--- begin Material provided ---
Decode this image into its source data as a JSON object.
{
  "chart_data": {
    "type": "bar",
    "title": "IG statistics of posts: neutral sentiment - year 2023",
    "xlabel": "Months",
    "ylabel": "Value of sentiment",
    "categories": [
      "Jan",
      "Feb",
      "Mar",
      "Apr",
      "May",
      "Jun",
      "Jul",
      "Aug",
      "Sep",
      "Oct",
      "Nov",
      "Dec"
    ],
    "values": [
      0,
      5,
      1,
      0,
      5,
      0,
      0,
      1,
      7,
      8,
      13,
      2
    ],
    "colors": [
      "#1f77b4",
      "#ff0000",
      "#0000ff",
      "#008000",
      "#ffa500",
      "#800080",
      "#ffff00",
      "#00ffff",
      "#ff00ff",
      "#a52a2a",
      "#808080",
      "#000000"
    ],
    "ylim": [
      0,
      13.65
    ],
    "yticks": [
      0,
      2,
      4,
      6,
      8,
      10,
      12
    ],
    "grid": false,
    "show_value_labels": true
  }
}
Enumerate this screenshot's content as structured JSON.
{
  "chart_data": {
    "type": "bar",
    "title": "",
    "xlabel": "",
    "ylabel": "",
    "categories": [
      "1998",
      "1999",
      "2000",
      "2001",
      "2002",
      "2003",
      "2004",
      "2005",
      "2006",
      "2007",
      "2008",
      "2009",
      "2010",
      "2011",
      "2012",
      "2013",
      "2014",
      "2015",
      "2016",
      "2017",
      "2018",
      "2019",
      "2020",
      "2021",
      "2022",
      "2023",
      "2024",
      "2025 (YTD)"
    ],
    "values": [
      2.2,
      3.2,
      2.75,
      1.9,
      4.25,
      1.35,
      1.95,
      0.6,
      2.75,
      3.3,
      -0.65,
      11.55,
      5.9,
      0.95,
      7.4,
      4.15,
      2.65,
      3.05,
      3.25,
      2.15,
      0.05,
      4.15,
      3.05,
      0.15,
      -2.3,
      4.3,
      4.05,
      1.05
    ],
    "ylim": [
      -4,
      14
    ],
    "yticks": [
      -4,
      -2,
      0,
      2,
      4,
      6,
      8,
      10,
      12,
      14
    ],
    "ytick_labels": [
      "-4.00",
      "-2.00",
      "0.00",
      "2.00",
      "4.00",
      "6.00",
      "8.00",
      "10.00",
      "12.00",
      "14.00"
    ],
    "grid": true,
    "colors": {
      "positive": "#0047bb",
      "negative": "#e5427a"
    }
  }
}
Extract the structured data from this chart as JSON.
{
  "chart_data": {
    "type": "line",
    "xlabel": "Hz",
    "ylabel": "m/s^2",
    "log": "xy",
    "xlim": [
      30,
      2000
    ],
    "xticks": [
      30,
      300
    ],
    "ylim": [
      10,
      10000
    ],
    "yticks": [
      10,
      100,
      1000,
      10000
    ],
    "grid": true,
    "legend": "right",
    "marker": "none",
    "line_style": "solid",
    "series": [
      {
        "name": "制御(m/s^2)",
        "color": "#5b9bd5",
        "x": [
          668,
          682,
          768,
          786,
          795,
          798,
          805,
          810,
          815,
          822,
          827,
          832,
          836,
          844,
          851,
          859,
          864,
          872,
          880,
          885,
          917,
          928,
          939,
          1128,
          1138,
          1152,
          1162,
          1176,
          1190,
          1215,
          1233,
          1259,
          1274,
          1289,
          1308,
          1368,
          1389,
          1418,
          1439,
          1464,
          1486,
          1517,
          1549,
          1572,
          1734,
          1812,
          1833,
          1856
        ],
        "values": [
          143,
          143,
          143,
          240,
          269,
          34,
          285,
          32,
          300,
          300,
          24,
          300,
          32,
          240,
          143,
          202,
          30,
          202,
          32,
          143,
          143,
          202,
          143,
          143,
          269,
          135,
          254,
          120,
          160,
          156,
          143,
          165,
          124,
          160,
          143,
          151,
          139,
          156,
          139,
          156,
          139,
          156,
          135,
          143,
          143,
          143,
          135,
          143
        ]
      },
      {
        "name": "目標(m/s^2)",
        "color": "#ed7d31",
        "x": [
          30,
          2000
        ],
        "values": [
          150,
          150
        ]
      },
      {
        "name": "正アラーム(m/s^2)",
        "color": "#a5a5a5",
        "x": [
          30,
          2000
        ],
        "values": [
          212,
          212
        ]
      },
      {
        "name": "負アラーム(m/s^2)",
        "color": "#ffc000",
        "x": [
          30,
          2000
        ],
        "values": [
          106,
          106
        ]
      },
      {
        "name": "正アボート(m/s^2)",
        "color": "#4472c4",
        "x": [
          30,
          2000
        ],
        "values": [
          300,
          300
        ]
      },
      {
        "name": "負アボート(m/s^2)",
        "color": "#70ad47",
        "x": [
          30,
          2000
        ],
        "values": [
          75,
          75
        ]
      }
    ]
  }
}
--- end Material provided ---
• Task goal: Write an exact transcription of every entry above.

• Written reply:
Decode this image into its source data as a JSON object.
{
  "chart_data": {
    "type": "bar",
    "title": "IG statistics of posts: neutral sentiment - year 2023",
    "xlabel": "Months",
    "ylabel": "Value of sentiment",
    "categories": [
      "Jan",
      "Feb",
      "Mar",
      "Apr",
      "May",
      "Jun",
      "Jul",
      "Aug",
      "Sep",
      "Oct",
      "Nov",
      "Dec"
    ],
    "values": [
      0,
      5,
      1,
      0,
      5,
      0,
      0,
      1,
      7,
      8,
      13,
      2
    ],
    "colors": [
      "#1f77b4",
      "#ff0000",
      "#0000ff",
      "#008000",
      "#ffa500",
      "#800080",
      "#ffff00",
      "#00ffff",
      "#ff00ff",
      "#a52a2a",
      "#808080",
      "#000000"
    ],
    "ylim": [
      0,
      13.65
    ],
    "yticks": [
      0,
      2,
      4,
      6,
      8,
      10,
      12
    ],
    "grid": false,
    "show_value_labels": true
  }
}
Enumerate this screenshot's content as structured JSON.
{
  "chart_data": {
    "type": "bar",
    "title": "",
    "xlabel": "",
    "ylabel": "",
    "categories": [
      "1998",
      "1999",
      "2000",
      "2001",
      "2002",
      "2003",
      "2004",
      "2005",
      "2006",
      "2007",
      "2008",
      "2009",
      "2010",
      "2011",
      "2012",
      "2013",
      "2014",
      "2015",
      "2016",
      "2017",
      "2018",
      "2019",
      "2020",
      "2021",
      "2022",
      "2023",
      "2024",
      "2025 (YTD)"
    ],
    "values": [
      2.2,
      3.2,
      2.75,
      1.9,
      4.25,
      1.35,
      1.95,
      0.6,
      2.75,
      3.3,
      -0.65,
      11.55,
      5.9,
      0.95,
      7.4,
      4.15,
      2.65,
      3.05,
      3.25,
      2.15,
      0.05,
      4.15,
      3.05,
      0.15,
      -2.3,
      4.3,
      4.05,
      1.05
    ],
    "ylim": [
      -4,
      14
    ],
    "yticks": [
      -4,
      -2,
      0,
      2,
      4,
      6,
      8,
      10,
      12,
      14
    ],
    "ytick_labels": [
      "-4.00",
      "-2.00",
      "0.00",
      "2.00",
      "4.00",
      "6.00",
      "8.00",
      "10.00",
      "12.00",
      "14.00"
    ],
    "grid": true,
    "colors": {
      "positive": "#0047bb",
      "negative": "#e5427a"
    }
  }
}
Extract the structured data from this chart as JSON.
{
  "chart_data": {
    "type": "line",
    "xlabel": "Hz",
    "ylabel": "m/s^2",
    "log": "xy",
    "xlim": [
      30,
      2000
    ],
    "xticks": [
      30,
      300
    ],
    "ylim": [
      10,
      10000
    ],
    "yticks": [
      10,
      100,
      1000,
      10000
    ],
    "grid": true,
    "legend": "right",
    "marker": "none",
    "line_style": "solid",
    "series": [
      {
        "name": "制御(m/s^2)",
        "color": "#5b9bd5",
        "x": [
          668,
          682,
          768,
          786,
          795,
          798,
          805,
          810,
          815,
          822,
          827,
          832,
          836,
          844,
          851,
          859,
          864,
          872,
          880,
          885,
          917,
          928,
          939,
          1128,
          1138,
          1152,
          1162,
          1176,
          1190,
          1215,
          1233,
          1259,
          1274,
          1289,
          1308,
          1368,
          1389,
          1418,
          1439,
          1464,
          1486,
          1517,
          1549,
          1572,
          1734,
          1812,
          1833,
          1856
        ],
        "values": [
          143,
          143,
          143,
          240,
          269,
          34,
          285,
          32,
          300,
          300,
          24,
          300,
          32,
          240,
          143,
          202,
          30,
          202,
          32,
          143,
          143,
          202,
          143,
          143,
          269,
          135,
          254,
          120,
          160,
          156,
          143,
          165,
          124,
          160,
          143,
          151,
          139,
          156,
          139,
          156,
          139,
          156,
          135,
          143,
          143,
          143,
          135,
          143
        ]
      },
      {
        "name": "目標(m/s^2)",
        "color": "#ed7d31",
        "x": [
          30,
          2000
        ],
        "values": [
          150,
          150
        ]
      },
      {
        "name": "正アラーム(m/s^2)",
        "color": "#a5a5a5",
        "x": [
          30,
          2000
        ],
        "values": [
          212,
          212
        ]
      },
      {
        "name": "負アラーム(m/s^2)",
        "color": "#ffc000",
        "x": [
          30,
          2000
        ],
        "values": [
          106,
          106
        ]
      },
      {
        "name": "正アボート(m/s^2)",
        "color": "#4472c4",
        "x": [
          30,
          2000
        ],
        "values": [
          300,
          300
        ]
      },
      {
        "name": "負アボート(m/s^2)",
        "color": "#70ad47",
        "x": [
          30,
          2000
        ],
        "values": [
          75,
          75
        ]
      }
    ]
  }
}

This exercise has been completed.